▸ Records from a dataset
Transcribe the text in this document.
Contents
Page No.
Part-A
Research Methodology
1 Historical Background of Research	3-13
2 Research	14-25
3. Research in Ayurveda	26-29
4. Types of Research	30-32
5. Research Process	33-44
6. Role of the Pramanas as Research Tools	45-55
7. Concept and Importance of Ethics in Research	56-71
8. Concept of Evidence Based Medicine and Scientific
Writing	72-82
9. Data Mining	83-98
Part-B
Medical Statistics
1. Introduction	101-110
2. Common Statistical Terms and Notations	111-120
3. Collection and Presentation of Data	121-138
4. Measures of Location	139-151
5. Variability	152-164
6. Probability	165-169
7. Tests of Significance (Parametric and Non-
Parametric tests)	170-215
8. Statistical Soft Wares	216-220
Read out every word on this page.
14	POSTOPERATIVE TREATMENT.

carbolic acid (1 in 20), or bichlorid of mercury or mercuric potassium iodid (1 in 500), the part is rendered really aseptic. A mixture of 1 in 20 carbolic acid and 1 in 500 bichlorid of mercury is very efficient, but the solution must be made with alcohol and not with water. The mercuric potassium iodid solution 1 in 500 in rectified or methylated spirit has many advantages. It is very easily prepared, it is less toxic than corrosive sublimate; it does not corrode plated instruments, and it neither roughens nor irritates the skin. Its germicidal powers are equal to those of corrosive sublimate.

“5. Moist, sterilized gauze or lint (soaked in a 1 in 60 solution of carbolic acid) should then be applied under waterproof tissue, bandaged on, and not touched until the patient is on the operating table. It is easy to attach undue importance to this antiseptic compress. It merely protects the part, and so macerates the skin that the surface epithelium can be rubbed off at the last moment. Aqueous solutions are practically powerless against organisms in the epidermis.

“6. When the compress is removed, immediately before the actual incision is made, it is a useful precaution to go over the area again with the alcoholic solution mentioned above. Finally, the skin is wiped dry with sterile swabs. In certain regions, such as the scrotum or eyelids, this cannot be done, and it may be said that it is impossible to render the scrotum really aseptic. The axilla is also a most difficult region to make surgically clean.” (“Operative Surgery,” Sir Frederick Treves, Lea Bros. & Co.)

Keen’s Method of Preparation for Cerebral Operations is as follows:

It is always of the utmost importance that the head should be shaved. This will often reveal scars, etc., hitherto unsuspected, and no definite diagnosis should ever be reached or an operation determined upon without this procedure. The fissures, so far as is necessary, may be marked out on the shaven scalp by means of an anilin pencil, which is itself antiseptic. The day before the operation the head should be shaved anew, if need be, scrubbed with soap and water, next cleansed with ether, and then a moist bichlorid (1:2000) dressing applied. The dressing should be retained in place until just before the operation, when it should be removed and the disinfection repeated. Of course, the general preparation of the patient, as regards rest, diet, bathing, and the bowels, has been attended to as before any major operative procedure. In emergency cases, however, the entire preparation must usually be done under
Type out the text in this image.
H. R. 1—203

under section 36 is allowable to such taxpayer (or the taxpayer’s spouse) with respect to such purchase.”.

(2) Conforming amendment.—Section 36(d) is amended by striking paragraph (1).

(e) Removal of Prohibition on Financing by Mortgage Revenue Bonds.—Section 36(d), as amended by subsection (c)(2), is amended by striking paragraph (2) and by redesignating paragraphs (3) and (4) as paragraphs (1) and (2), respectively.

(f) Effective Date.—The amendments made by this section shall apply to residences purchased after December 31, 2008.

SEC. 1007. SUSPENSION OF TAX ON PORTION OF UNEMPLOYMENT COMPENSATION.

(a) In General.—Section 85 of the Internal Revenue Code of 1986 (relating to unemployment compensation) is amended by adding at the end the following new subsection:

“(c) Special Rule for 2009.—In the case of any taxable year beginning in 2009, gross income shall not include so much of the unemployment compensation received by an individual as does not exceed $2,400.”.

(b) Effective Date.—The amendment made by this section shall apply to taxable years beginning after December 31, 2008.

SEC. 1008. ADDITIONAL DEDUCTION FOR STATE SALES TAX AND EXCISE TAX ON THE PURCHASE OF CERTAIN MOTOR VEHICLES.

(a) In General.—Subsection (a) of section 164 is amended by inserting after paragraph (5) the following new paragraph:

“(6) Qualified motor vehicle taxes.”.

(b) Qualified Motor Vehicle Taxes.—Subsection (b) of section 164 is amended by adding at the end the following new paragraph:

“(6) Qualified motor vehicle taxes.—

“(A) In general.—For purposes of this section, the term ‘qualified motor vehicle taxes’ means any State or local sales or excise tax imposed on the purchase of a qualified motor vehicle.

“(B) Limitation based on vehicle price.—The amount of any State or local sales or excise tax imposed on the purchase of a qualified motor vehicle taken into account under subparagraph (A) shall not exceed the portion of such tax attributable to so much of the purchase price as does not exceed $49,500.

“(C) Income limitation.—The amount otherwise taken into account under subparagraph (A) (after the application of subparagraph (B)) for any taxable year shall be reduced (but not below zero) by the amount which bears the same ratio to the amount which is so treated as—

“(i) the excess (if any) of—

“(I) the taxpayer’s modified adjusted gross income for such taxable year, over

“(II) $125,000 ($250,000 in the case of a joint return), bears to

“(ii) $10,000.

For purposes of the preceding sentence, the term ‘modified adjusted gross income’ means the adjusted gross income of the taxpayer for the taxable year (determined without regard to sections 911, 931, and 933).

▸ What is expected
Find the lines containing "made" and list every one of them.

▸ Task result
carbolic acid (1 in 20), or bichlorid of mercury or mercuric potassium iodid (1 in 500), the part is rendered really aseptic. A mixture of 1 in 20 carbolic acid and 1 in 500 bichlorid of mercury is very efficient, but the solution must be made with alcohol and not with water. The mercuric potassium iodid solution 1 in 500 in rectified or methylated spirit has many advantages. It is very easily prepared, it is less toxic than corrosive sublimate; it does not corrode plated instruments, and it neither roughens nor irritates the skin. Its germicidal powers are equal to those of corrosive sublimate.
“6. When the compress is removed, immediately before the actual incision is made, it is a useful precaution to go over the area again with the alcoholic solution mentioned above. Finally, the skin is wiped dry with sterile swabs. In certain regions, such as the scrotum or eyelids, this cannot be done, and it may be said that it is impossible to render the scrotum really aseptic. The axilla is also a most difficult region to make surgically clean.” (“Operative Surgery,” Sir Frederick Treves, Lea Bros. & Co.)
(f) Effective Date.—The amendments made by this section shall apply to residences purchased after December 31, 2008.
(b) Effective Date.—The amendment made by this section shall apply to taxable years beginning after December 31, 2008.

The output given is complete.